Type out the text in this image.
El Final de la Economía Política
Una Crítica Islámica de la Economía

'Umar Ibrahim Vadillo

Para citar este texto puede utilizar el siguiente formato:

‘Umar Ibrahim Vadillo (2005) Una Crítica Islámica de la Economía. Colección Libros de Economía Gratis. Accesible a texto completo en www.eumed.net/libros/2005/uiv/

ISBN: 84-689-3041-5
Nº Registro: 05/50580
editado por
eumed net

----

→ **Exercise requirements**: Every entry above needs to be quoted exactly.

→ **Exercise response**:
Type out the text in this image.
El Final de la Economía Política
Una Crítica Islámica de la Economía

'Umar Ibrahim Vadillo

Para citar este texto puede utilizar el siguiente formato:

‘Umar Ibrahim Vadillo (2005) Una Crítica Islámica de la Economía. Colección Libros de Economía Gratis. Accesible a texto completo en www.eumed.net/libros/2005/uiv/

ISBN: 84-689-3041-5
Nº Registro: 05/50580
editado por
eumed net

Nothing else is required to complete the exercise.